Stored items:
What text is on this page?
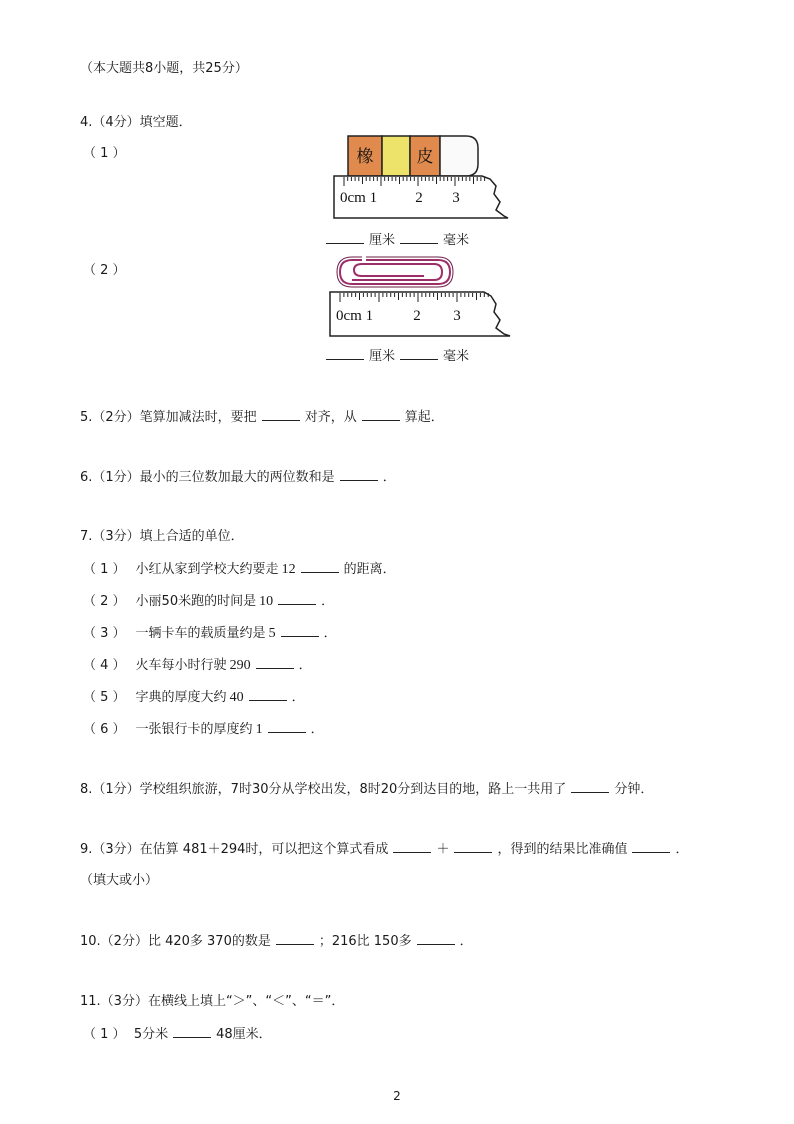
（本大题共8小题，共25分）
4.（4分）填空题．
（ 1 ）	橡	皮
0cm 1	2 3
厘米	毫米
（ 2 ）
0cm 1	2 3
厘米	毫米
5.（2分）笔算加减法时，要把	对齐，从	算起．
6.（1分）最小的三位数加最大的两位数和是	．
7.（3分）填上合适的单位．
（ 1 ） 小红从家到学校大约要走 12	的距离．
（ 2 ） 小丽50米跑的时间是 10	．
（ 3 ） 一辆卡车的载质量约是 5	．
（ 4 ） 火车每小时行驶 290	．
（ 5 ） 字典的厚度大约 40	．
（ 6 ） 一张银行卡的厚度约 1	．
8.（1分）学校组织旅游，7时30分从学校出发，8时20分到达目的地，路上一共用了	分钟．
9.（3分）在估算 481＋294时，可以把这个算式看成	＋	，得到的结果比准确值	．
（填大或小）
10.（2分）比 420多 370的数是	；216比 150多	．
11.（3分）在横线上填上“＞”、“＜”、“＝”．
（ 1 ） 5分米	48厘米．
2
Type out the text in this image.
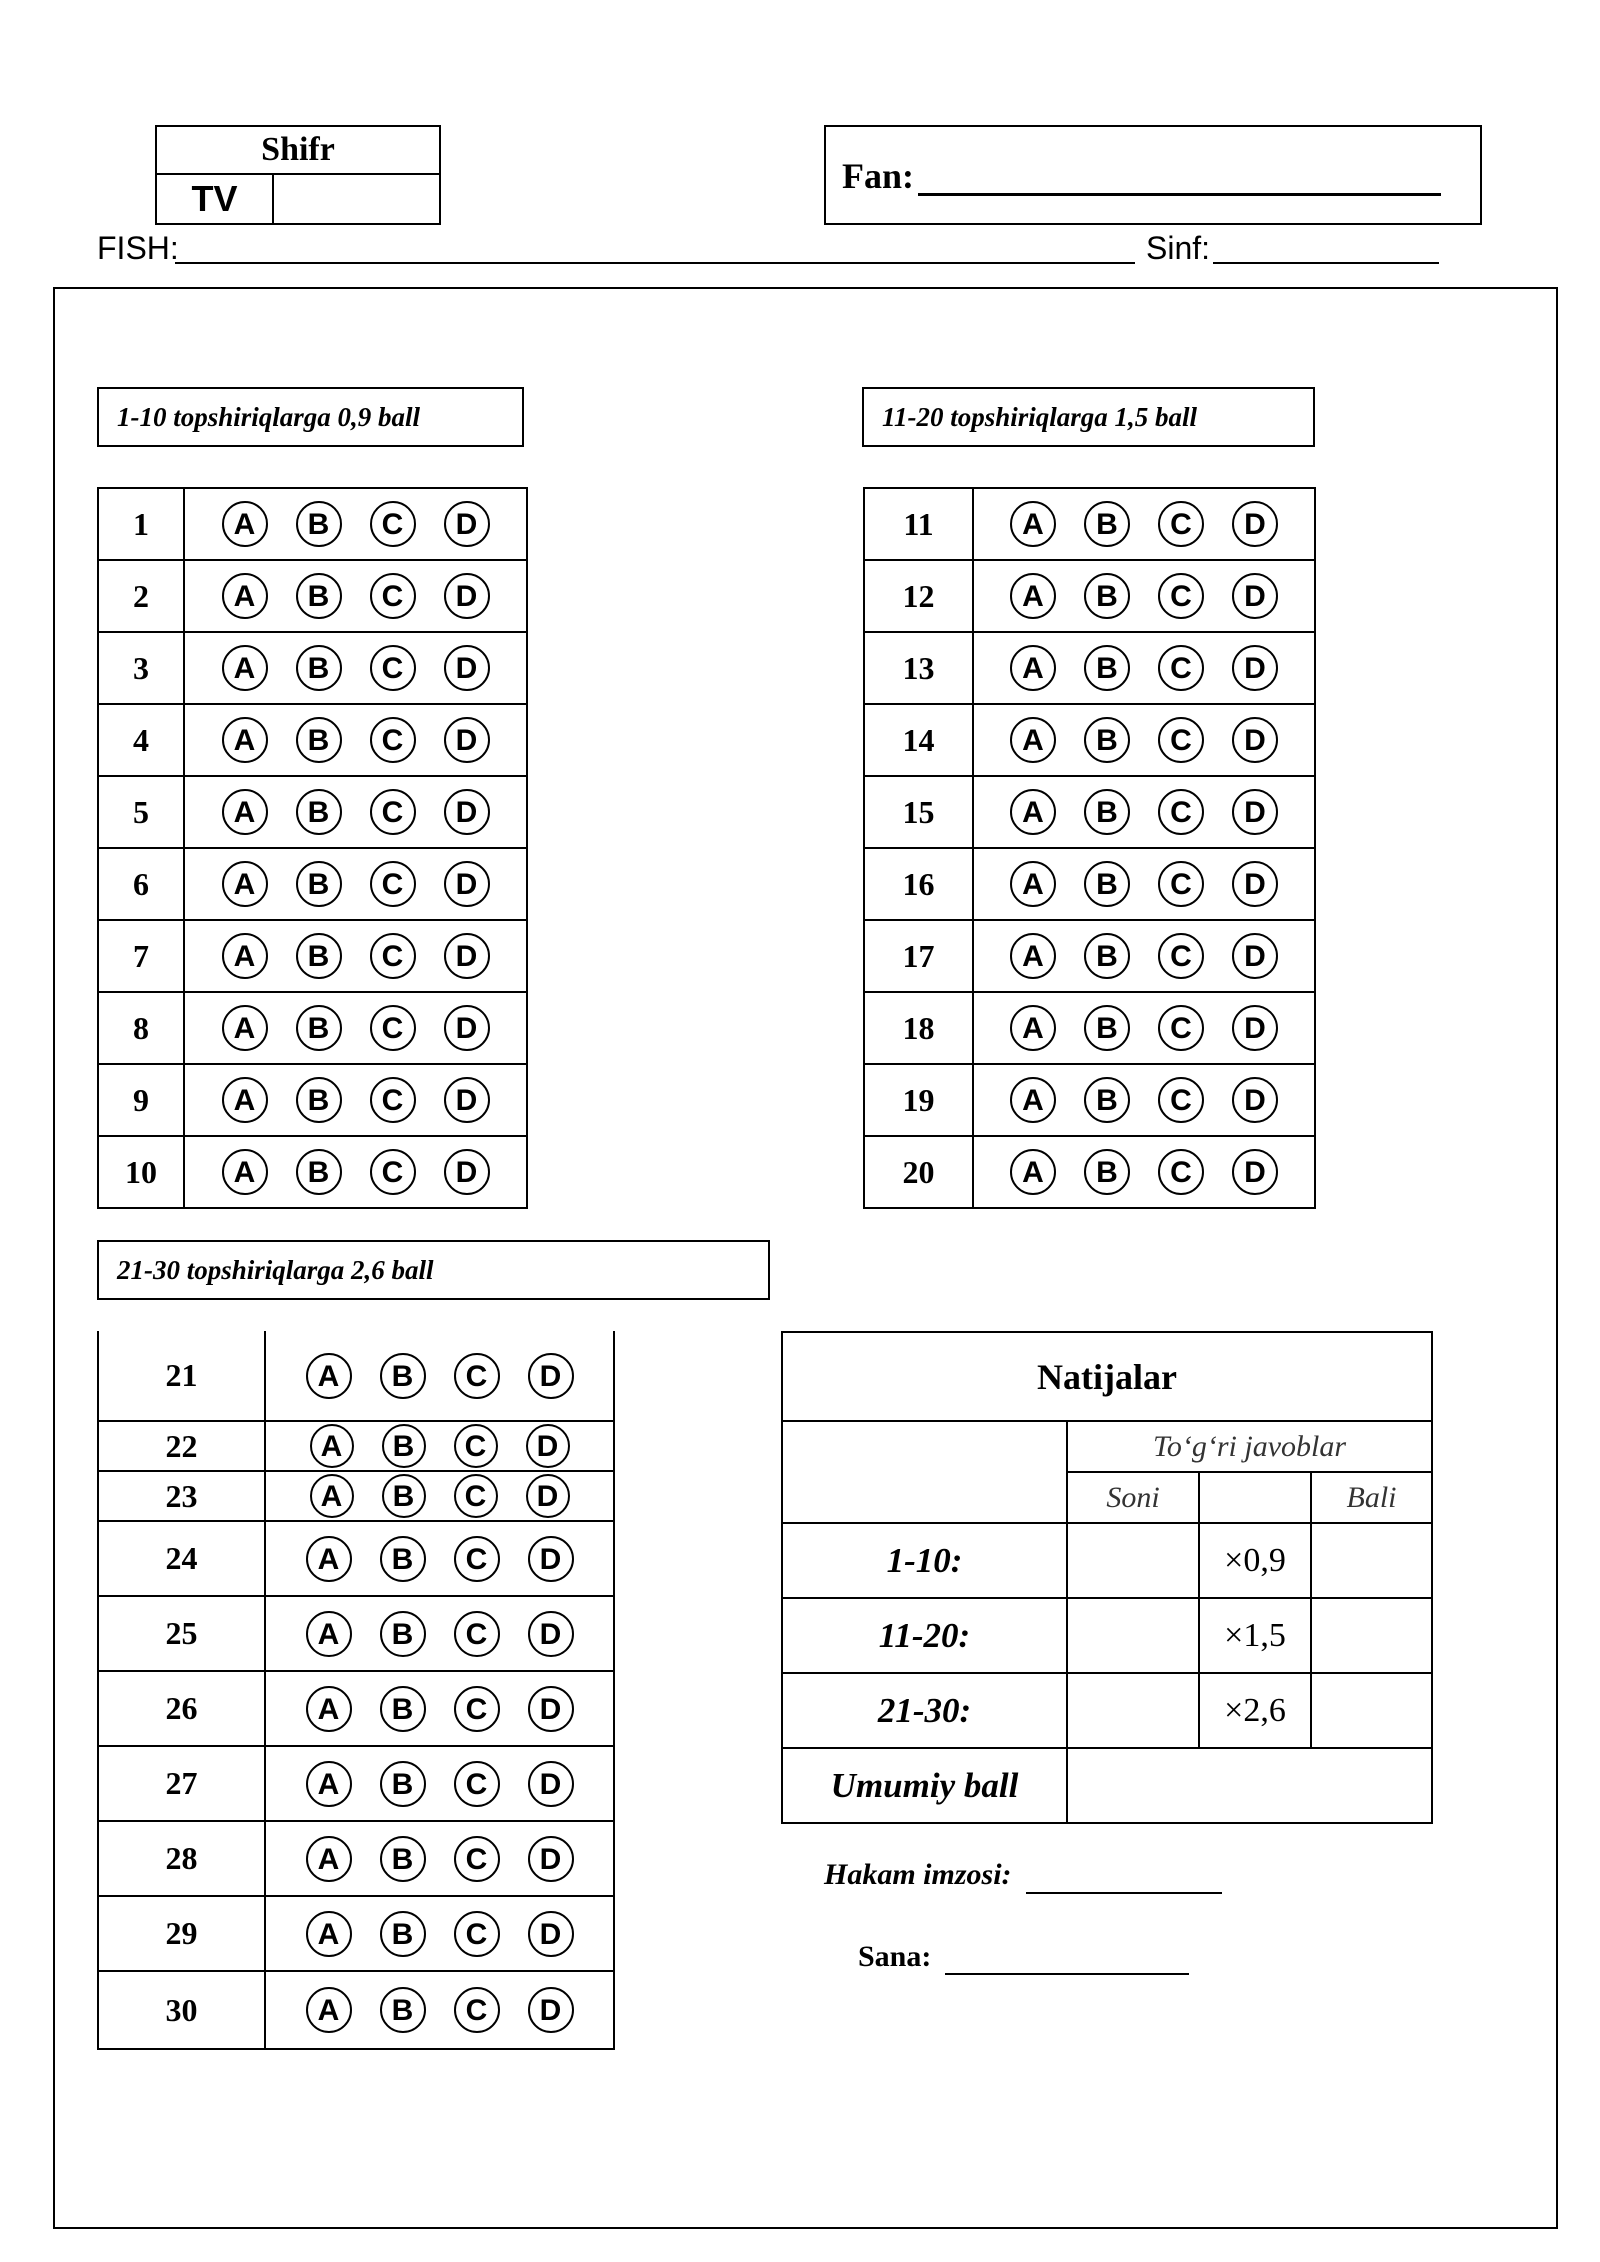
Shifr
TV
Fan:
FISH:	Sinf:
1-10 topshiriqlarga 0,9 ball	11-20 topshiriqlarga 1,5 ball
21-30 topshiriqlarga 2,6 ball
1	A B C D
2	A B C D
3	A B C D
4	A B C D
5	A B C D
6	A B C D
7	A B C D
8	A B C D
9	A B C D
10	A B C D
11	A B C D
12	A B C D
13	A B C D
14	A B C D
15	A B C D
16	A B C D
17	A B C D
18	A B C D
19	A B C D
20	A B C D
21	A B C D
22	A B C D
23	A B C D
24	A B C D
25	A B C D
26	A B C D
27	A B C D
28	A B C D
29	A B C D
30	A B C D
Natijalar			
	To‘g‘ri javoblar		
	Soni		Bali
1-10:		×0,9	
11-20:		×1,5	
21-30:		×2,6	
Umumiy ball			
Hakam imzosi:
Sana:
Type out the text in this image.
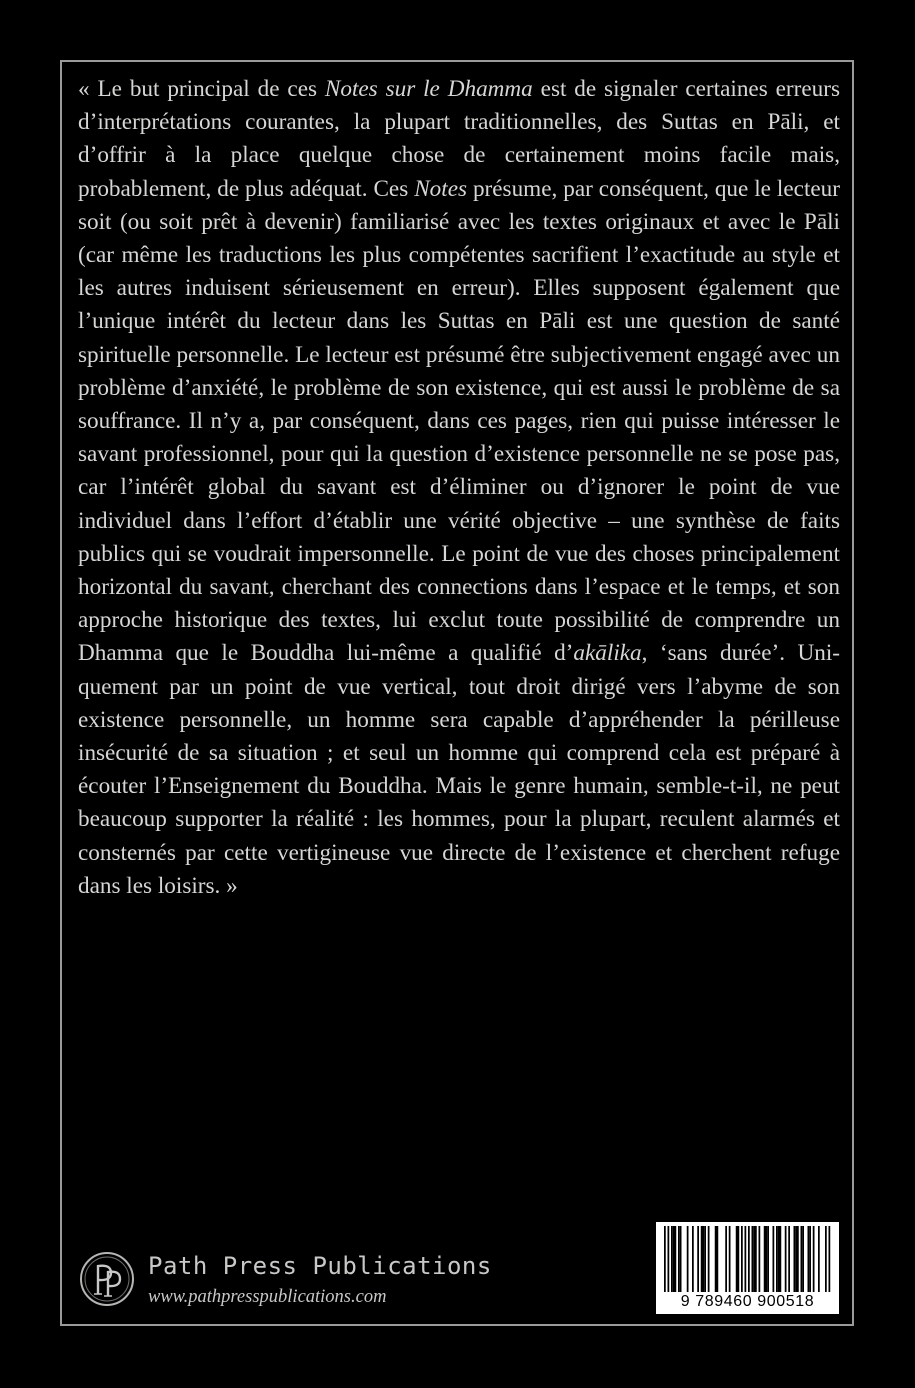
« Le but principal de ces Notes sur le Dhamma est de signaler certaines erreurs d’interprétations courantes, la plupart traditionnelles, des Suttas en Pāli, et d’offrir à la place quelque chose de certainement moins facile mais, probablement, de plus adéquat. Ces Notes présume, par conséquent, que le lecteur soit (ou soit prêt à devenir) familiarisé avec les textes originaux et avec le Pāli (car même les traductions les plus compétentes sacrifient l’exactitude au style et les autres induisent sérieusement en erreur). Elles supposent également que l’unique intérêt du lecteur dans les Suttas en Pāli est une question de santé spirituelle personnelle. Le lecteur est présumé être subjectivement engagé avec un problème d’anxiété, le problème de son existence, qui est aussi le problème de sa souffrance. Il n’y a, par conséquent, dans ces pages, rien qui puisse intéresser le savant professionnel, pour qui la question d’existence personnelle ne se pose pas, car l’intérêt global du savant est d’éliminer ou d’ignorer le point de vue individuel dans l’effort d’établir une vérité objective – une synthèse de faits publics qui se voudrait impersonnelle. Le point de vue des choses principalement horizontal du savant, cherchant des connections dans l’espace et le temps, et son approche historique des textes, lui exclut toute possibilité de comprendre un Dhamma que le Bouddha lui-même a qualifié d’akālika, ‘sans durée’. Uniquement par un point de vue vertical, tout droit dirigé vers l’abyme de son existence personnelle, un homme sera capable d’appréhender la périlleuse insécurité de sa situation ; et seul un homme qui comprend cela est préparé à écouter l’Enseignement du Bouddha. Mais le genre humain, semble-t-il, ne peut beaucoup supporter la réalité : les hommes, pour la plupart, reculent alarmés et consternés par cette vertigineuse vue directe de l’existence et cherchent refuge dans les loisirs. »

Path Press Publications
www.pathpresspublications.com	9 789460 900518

- _Set exercise_
Collect the lines of the records that include the string "ball".

- _The output_
1-10 topshiriqlarga 0,9 ball	11-20 topshiriqlarga 1,5 ball
21-30 topshiriqlarga 2,6 ball
Umumiy ball			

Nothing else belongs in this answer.